SET TASK:
Find the line containing "Output a JSON" in the entries; transcribe it and all remaining lines through the end, exactly as they appear, but not the pictures.

EXTRACTED RECORDS:

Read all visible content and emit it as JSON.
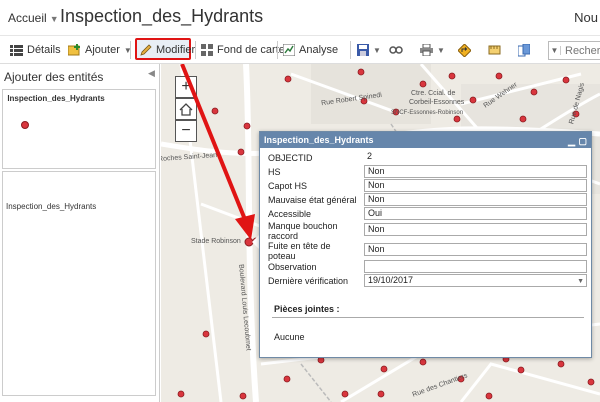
{
  "header": {
    "home_label": "Accueil",
    "title": "Inspection_des_Hydrants",
    "user_label": "Nou"
  },
  "toolbar": {
    "details_label": "Détails",
    "add_label": "Ajouter",
    "edit_label": "Modifier",
    "basemap_label": "Fond de carte",
    "analysis_label": "Analyse",
    "search_placeholder": "Recherc"
  },
  "side_panel": {
    "title": "Ajouter des entités",
    "template_layer_name": "Inspection_des_Hydrants",
    "template_item_label": "Inspection_des_Hydrants"
  },
  "map": {
    "labels": {
      "robert_spinedi": "Rue Robert Spinedi",
      "ctre_ccial": "Ctre. Ccial. de",
      "corbeil": "Corbeil-Essonnes",
      "sncf": "SNCF-Essonnes-Robinson",
      "stade": "Stade Robinson",
      "roches": "Roches Saint-Jean",
      "boulevard": "Boulevard Louis Lecoubmet",
      "rue_wehner": "Rue Wehner",
      "rue_nagis": "Rue de Nagis",
      "chantiers": "Rue des Chantiers"
    },
    "accent_point_color": "#d9363e"
  },
  "popup": {
    "title": "Inspection_des_Hydrants",
    "fields": [
      {
        "label": "OBJECTID",
        "value": "2"
      },
      {
        "label": "HS",
        "value": "Non"
      },
      {
        "label": "Capot HS",
        "value": "Non"
      },
      {
        "label": "Mauvaise état général",
        "value": "Non"
      },
      {
        "label": "Accessible",
        "value": "Oui"
      },
      {
        "label": "Manque bouchon raccord",
        "value": "Non"
      },
      {
        "label": "Fuite en tête de poteau",
        "value": "Non"
      },
      {
        "label": "Observation",
        "value": ""
      },
      {
        "label": "Dernière vérification",
        "value": "19/10/2017"
      }
    ],
    "attachments_title": "Pièces jointes :",
    "attachments_none": "Aucune"
  },
  "colors": {
    "popup_header": "#6686ab",
    "highlight_red": "#e01414"
  }
}
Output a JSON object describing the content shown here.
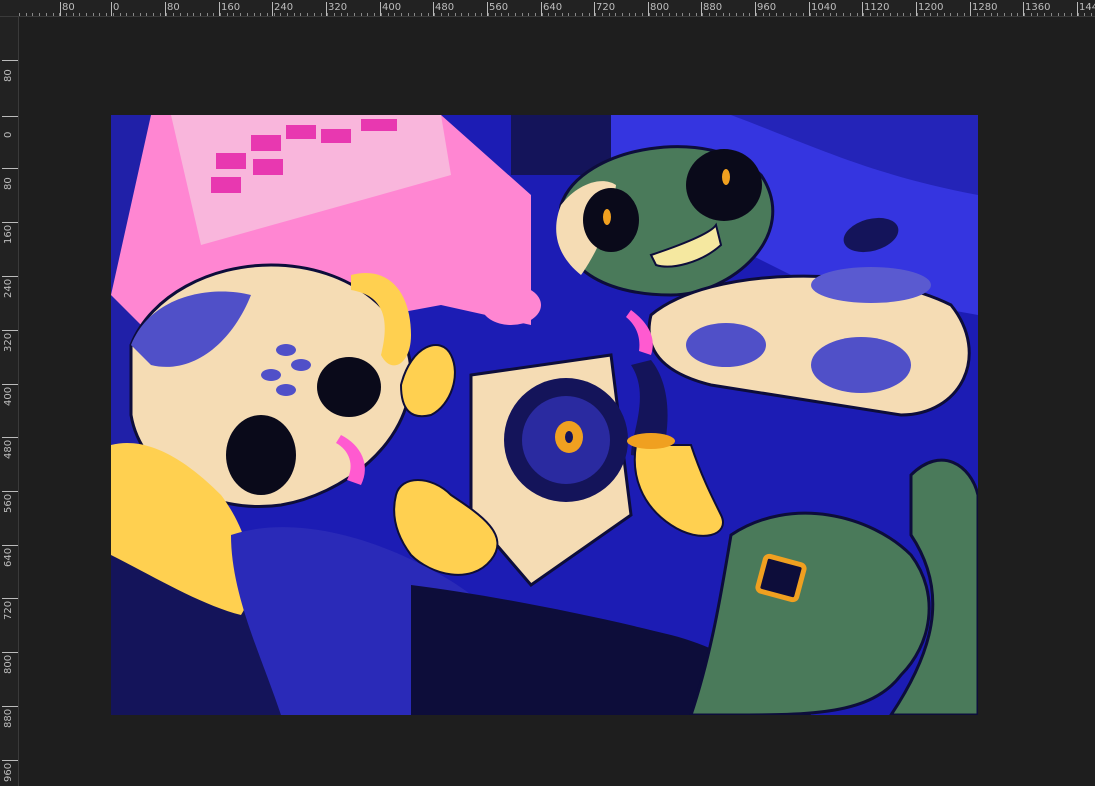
{
  "rulers": {
    "horizontal_labels": [
      "80",
      "0",
      "80",
      "160",
      "240",
      "320",
      "400",
      "480",
      "560",
      "640",
      "720",
      "800",
      "880",
      "960",
      "1040",
      "1120",
      "1200",
      "1280",
      "1360",
      "144"
    ],
    "vertical_labels": [
      "80",
      "0",
      "80",
      "160",
      "240",
      "320",
      "400",
      "480",
      "560",
      "640",
      "720",
      "800",
      "880",
      "960"
    ]
  },
  "colors": {
    "workspace": "#1e1e1e",
    "ruler": "#222222",
    "canvas_bg": "#1a1aa0",
    "pink": "#ff80d0",
    "cream": "#f5dcb4",
    "yellow": "#ffd050",
    "green": "#4a7a5a",
    "navy": "#14145a"
  },
  "artwork": {
    "description_icon": "illustration-canvas"
  }
}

WORKED SOLUTION:
Output a JSON object describing the content shown here.
{
  "rulers": {
    "horizontal_labels": [
      "80",
      "0",
      "80",
      "160",
      "240",
      "320",
      "400",
      "480",
      "560",
      "640",
      "720",
      "800",
      "880",
      "960",
      "1040",
      "1120",
      "1200",
      "1280",
      "1360",
      "144"
    ],
    "vertical_labels": [
      "80",
      "0",
      "80",
      "160",
      "240",
      "320",
      "400",
      "480",
      "560",
      "640",
      "720",
      "800",
      "880",
      "960"
    ]
  },
  "colors": {
    "workspace": "#1e1e1e",
    "ruler": "#222222",
    "canvas_bg": "#1a1aa0",
    "pink": "#ff80d0",
    "cream": "#f5dcb4",
    "yellow": "#ffd050",
    "green": "#4a7a5a",
    "navy": "#14145a"
  },
  "artwork": {
    "description_icon": "illustration-canvas"
  }
}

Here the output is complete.